+++ Material shown

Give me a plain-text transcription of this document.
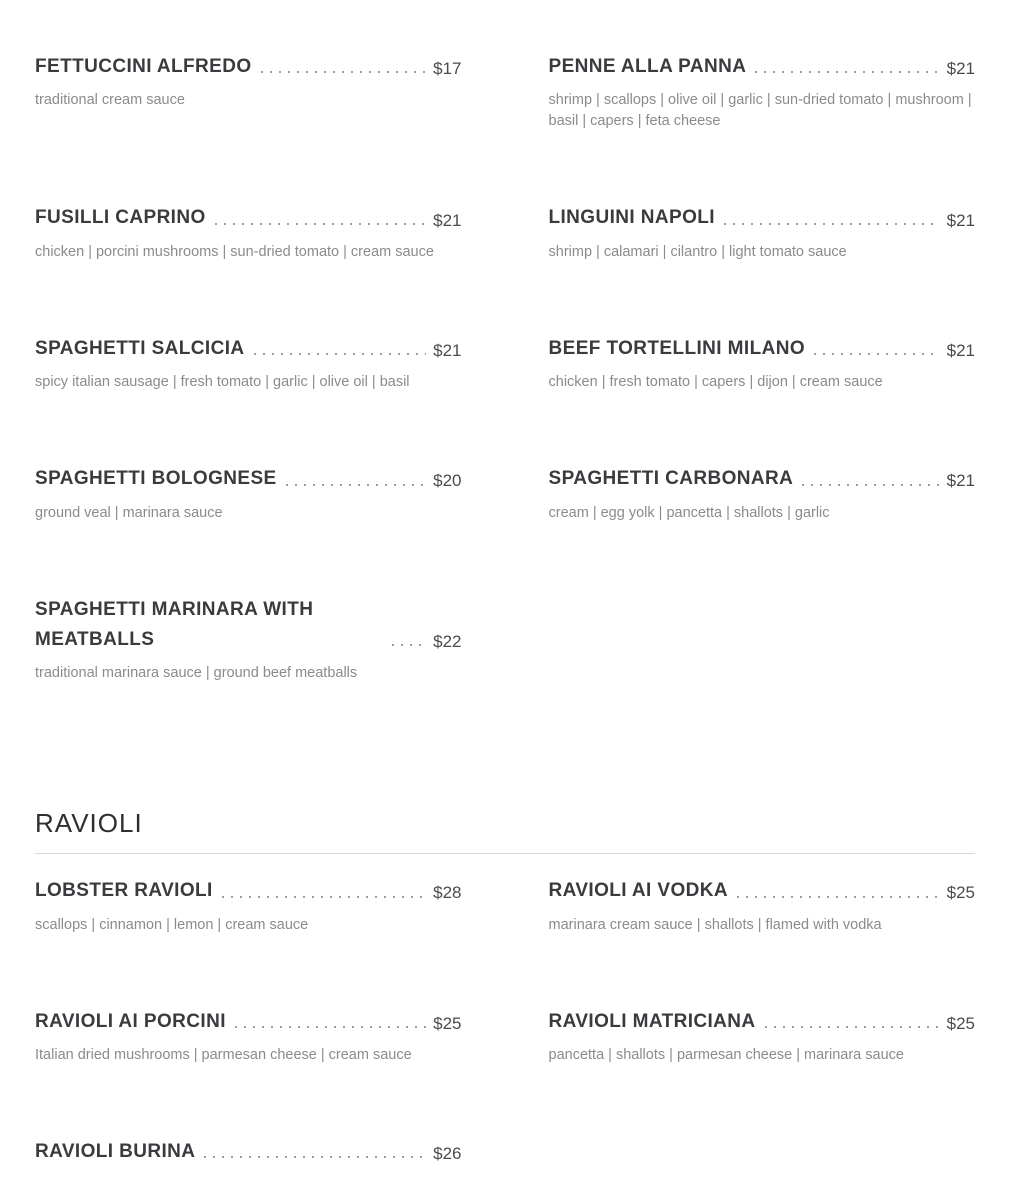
FETTUCCINI ALFREDO	$17
traditional cream sauce
PENNE ALLA PANNA	$21
shrimp | scallops | olive oil | garlic | sun-dried tomato | mushroom | basil | capers | feta cheese
FUSILLI CAPRINO	$21
chicken | porcini mushrooms | sun-dried tomato | cream sauce
LINGUINI NAPOLI	$21
shrimp | calamari | cilantro | light tomato sauce
SPAGHETTI SALCICIA	$21
spicy italian sausage | fresh tomato | garlic | olive oil | basil
BEEF TORTELLINI MILANO	$21
chicken | fresh tomato | capers | dijon | cream sauce
SPAGHETTI BOLOGNESE	$20
ground veal | marinara sauce
SPAGHETTI CARBONARA	$21
cream | egg yolk | pancetta | shallots | garlic
SPAGHETTI MARINARA WITH MEATBALLS	$22
traditional marinara sauce | ground beef meatballs
RAVIOLI
LOBSTER RAVIOLI	$28
scallops | cinnamon | lemon | cream sauce
RAVIOLI AI VODKA	$25
marinara cream sauce | shallots | flamed with vodka
RAVIOLI AI PORCINI	$25
Italian dried mushrooms | parmesan cheese | cream sauce
RAVIOLI MATRICIANA	$25
pancetta | shallots | parmesan cheese | marinara sauce
RAVIOLI BURINA	$26
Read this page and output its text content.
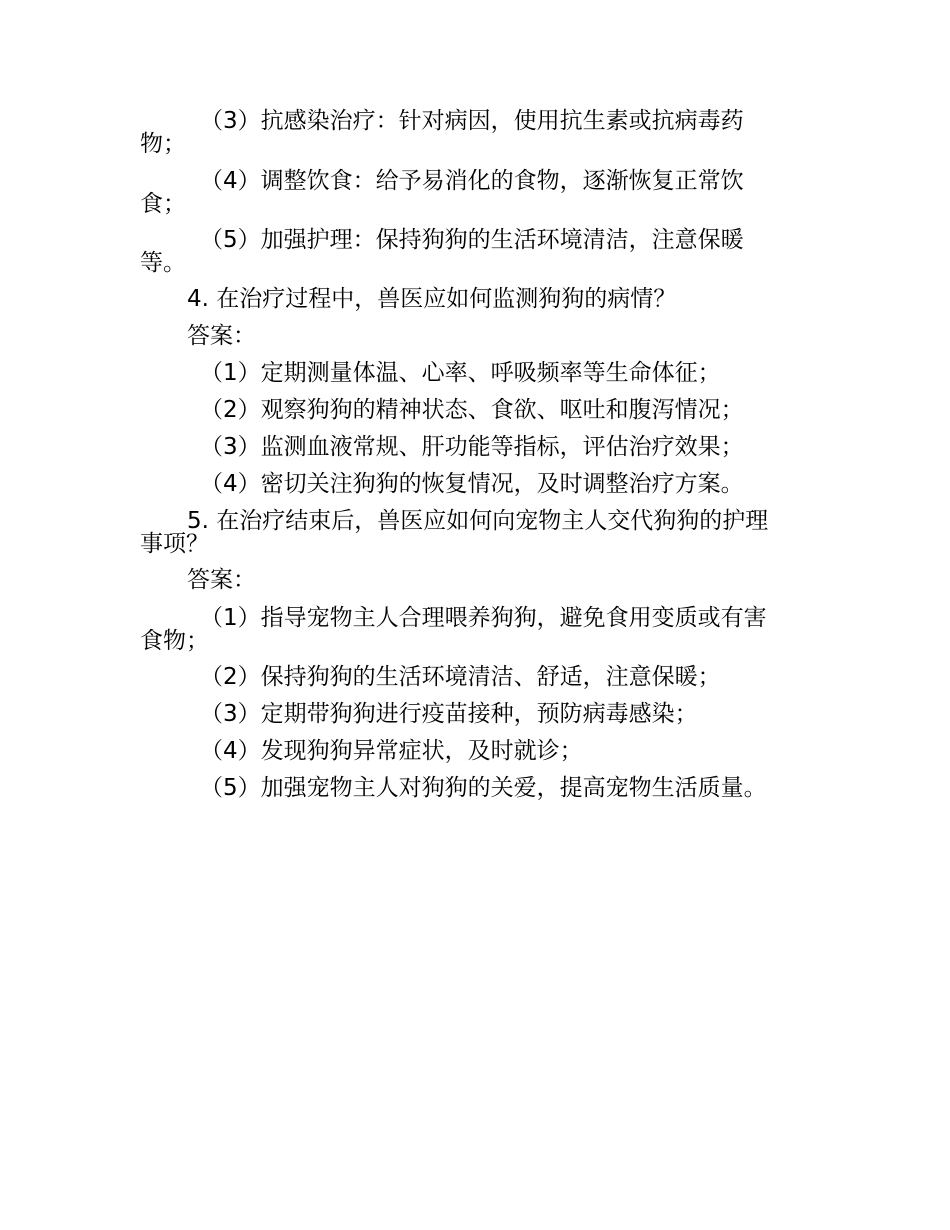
（3）抗感染治疗：针对病因，使用抗生素或抗病毒药
物；
（4）调整饮食：给予易消化的食物，逐渐恢复正常饮
食；
（5）加强护理：保持狗狗的生活环境清洁，注意保暖
等。
4. 在治疗过程中，兽医应如何监测狗狗的病情？
答案：
（1）定期测量体温、心率、呼吸频率等生命体征；
（2）观察狗狗的精神状态、食欲、呕吐和腹泻情况；
（3）监测血液常规、肝功能等指标，评估治疗效果；
（4）密切关注狗狗的恢复情况，及时调整治疗方案。
5. 在治疗结束后，兽医应如何向宠物主人交代狗狗的护理
事项？
答案：
（1）指导宠物主人合理喂养狗狗，避免食用变质或有害
食物；
（2）保持狗狗的生活环境清洁、舒适，注意保暖；
（3）定期带狗狗进行疫苗接种，预防病毒感染；
（4）发现狗狗异常症状，及时就诊；
（5）加强宠物主人对狗狗的关爱，提高宠物生活质量。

++++++

Goal —
Leave the pictures out and write out every entry exactly as given.

Result for this exercise —
Give me a plain-text transcription of this document.
FETTUCCINI ALFREDO	$17
traditional cream sauce
PENNE ALLA PANNA	$21
shrimp | scallops | olive oil | garlic | sun-dried tomato | mushroom | basil | capers | feta cheese
FUSILLI CAPRINO	$21
chicken | porcini mushrooms | sun-dried tomato | cream sauce
LINGUINI NAPOLI	$21
shrimp | calamari | cilantro | light tomato sauce
SPAGHETTI SALCICIA	$21
spicy italian sausage | fresh tomato | garlic | olive oil | basil
BEEF TORTELLINI MILANO	$21
chicken | fresh tomato | capers | dijon | cream sauce
SPAGHETTI BOLOGNESE	$20
ground veal | marinara sauce
SPAGHETTI CARBONARA	$21
cream | egg yolk | pancetta | shallots | garlic
SPAGHETTI MARINARA WITH MEATBALLS	$22
traditional marinara sauce | ground beef meatballs
RAVIOLI
LOBSTER RAVIOLI	$28
scallops | cinnamon | lemon | cream sauce
RAVIOLI AI VODKA	$25
marinara cream sauce | shallots | flamed with vodka
RAVIOLI AI PORCINI	$25
Italian dried mushrooms | parmesan cheese | cream sauce
RAVIOLI MATRICIANA	$25
pancetta | shallots | parmesan cheese | marinara sauce
RAVIOLI BURINA	$26
Read this page and output its text content.
（3）抗感染治疗：针对病因，使用抗生素或抗病毒药
物；
（4）调整饮食：给予易消化的食物，逐渐恢复正常饮
食；
（5）加强护理：保持狗狗的生活环境清洁，注意保暖
等。
4. 在治疗过程中，兽医应如何监测狗狗的病情？
答案：
（1）定期测量体温、心率、呼吸频率等生命体征；
（2）观察狗狗的精神状态、食欲、呕吐和腹泻情况；
（3）监测血液常规、肝功能等指标，评估治疗效果；
（4）密切关注狗狗的恢复情况，及时调整治疗方案。
5. 在治疗结束后，兽医应如何向宠物主人交代狗狗的护理
事项？
答案：
（1）指导宠物主人合理喂养狗狗，避免食用变质或有害
食物；
（2）保持狗狗的生活环境清洁、舒适，注意保暖；
（3）定期带狗狗进行疫苗接种，预防病毒感染；
（4）发现狗狗异常症状，及时就诊；
（5）加强宠物主人对狗狗的关爱，提高宠物生活质量。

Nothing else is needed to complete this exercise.